### [Dataset rows about figures]
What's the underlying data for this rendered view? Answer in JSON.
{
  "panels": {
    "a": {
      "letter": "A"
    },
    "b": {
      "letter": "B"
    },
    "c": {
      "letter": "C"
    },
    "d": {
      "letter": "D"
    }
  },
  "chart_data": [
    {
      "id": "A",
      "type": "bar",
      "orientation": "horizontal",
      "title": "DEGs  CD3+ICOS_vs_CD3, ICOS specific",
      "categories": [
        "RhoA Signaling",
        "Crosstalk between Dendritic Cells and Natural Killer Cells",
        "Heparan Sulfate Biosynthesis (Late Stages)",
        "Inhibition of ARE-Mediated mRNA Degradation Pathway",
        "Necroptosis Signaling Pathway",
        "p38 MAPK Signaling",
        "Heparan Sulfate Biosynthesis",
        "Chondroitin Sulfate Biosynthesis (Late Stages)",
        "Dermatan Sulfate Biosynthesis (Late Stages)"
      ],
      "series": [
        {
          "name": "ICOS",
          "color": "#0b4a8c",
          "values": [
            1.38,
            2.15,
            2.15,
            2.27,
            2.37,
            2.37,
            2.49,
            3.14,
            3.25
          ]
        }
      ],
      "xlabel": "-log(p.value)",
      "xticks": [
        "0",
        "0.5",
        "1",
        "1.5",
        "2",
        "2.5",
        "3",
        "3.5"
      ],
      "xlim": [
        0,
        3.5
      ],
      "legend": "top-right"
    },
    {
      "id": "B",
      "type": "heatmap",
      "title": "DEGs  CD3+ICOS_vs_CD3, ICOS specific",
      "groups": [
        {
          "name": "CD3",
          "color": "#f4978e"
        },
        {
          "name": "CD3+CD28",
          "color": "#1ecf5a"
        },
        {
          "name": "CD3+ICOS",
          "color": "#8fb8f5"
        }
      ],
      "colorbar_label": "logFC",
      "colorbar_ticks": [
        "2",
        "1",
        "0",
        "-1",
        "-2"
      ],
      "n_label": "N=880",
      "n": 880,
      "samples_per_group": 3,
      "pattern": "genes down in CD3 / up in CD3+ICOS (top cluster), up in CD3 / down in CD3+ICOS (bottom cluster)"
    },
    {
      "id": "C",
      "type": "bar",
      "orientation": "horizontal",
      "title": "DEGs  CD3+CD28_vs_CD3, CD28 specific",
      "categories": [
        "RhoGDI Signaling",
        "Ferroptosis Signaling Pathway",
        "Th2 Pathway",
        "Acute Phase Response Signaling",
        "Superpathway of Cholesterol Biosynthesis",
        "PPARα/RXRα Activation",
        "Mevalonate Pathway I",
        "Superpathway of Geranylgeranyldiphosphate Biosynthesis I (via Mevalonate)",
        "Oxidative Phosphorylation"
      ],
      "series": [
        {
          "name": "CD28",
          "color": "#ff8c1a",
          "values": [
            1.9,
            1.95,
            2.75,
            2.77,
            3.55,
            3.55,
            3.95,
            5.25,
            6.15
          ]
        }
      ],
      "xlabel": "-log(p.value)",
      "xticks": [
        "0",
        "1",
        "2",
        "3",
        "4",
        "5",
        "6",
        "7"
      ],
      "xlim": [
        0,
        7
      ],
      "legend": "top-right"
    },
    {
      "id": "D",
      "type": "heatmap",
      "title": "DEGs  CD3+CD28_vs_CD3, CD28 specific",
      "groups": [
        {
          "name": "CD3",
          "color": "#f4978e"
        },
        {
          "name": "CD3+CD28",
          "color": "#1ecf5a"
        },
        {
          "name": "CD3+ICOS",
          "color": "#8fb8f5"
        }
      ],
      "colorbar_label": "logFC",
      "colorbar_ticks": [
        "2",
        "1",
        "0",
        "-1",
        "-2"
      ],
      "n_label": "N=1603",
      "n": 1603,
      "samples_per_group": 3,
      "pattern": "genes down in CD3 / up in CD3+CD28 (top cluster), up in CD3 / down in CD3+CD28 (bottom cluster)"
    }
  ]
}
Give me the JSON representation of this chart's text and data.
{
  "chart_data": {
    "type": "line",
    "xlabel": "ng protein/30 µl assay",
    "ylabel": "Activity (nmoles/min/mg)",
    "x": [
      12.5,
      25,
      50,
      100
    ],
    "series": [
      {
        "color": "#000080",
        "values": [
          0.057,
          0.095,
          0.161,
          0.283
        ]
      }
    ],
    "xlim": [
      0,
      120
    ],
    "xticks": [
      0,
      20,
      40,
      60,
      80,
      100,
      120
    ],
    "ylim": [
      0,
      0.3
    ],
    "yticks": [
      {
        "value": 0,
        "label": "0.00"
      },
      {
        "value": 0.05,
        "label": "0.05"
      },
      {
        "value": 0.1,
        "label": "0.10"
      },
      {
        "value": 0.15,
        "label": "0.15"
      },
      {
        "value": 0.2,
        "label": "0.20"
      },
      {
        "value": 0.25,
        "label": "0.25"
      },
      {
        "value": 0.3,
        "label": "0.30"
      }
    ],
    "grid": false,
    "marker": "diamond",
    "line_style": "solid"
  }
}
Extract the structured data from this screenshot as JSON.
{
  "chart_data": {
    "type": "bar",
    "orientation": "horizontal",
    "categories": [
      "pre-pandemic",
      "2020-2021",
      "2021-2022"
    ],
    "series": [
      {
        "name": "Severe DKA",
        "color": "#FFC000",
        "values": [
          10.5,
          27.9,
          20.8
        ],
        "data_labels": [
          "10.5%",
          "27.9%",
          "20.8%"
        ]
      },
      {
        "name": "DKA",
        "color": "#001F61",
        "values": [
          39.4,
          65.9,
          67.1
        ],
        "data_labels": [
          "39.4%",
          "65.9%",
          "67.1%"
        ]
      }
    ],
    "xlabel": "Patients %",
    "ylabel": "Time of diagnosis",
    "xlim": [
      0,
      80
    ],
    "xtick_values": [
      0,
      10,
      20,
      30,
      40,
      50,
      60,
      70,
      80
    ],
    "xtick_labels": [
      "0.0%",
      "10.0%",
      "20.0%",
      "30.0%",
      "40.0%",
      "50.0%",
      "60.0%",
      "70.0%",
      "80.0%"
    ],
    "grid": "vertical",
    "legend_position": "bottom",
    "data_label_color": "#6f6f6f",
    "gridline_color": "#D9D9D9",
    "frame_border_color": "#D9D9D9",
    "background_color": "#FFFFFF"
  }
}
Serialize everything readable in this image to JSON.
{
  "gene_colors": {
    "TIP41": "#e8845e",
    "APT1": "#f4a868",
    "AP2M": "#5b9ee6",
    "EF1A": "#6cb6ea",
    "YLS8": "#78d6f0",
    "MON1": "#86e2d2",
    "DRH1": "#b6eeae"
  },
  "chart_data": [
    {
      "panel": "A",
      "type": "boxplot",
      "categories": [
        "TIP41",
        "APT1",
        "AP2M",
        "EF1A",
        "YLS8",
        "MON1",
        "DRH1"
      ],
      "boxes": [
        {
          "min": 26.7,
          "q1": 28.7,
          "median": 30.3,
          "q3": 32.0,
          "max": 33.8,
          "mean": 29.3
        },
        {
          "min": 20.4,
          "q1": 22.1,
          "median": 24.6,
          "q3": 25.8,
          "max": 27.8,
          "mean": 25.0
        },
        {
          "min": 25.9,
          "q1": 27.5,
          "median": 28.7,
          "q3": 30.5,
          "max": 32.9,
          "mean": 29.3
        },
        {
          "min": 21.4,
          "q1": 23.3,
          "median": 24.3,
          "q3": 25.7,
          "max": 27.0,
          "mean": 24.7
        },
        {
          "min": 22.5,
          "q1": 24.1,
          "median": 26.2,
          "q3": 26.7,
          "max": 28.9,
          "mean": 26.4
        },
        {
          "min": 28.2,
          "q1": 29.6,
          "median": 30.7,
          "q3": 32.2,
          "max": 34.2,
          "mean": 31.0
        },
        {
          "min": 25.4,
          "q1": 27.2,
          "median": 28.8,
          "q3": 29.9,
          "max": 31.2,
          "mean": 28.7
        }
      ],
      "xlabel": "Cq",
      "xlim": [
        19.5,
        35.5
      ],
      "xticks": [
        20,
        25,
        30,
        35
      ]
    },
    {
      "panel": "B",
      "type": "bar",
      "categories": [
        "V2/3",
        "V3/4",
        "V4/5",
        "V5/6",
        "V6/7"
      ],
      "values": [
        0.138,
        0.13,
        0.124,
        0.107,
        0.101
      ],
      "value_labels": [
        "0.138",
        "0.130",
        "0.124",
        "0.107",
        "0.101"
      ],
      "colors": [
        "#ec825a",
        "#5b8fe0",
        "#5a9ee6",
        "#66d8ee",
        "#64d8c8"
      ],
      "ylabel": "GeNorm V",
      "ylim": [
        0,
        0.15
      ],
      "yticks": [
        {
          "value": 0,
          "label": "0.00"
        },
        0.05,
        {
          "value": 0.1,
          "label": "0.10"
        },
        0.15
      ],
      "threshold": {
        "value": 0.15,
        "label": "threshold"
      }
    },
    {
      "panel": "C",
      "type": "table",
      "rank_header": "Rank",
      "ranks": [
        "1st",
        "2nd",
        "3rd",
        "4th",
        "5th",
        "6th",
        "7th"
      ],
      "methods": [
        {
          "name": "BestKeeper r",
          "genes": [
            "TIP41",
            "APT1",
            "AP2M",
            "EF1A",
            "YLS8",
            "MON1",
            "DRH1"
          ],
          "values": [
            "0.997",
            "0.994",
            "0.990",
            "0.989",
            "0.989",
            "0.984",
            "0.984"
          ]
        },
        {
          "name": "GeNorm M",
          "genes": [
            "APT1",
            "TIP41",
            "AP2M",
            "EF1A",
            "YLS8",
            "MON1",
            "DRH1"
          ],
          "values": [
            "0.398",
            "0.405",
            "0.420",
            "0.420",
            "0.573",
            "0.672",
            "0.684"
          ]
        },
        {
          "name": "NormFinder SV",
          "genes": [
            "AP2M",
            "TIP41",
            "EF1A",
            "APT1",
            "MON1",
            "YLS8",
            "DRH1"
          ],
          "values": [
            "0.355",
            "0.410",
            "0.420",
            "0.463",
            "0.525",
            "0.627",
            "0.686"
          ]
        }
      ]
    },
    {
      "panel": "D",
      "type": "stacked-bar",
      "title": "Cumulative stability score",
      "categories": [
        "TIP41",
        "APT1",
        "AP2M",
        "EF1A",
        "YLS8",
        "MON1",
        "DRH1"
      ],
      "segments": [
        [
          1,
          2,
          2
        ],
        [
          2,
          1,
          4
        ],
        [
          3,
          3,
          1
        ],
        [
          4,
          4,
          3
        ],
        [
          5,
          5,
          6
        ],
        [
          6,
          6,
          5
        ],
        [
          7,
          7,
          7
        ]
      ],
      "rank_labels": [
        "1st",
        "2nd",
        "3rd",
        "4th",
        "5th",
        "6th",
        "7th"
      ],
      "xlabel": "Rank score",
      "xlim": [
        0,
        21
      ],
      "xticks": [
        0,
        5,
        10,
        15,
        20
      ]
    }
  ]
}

### [What to produce]
Go through the data and show each line that holds "xlabel".

### [Result of the task]
      "xlabel": "-log(p.value)",
      "xlabel": "-log(p.value)",
    "xlabel": "ng protein/30 µl assay",
    "xlabel": "Patients %",
      "xlabel": "Cq",
      "xlabel": "Rank score",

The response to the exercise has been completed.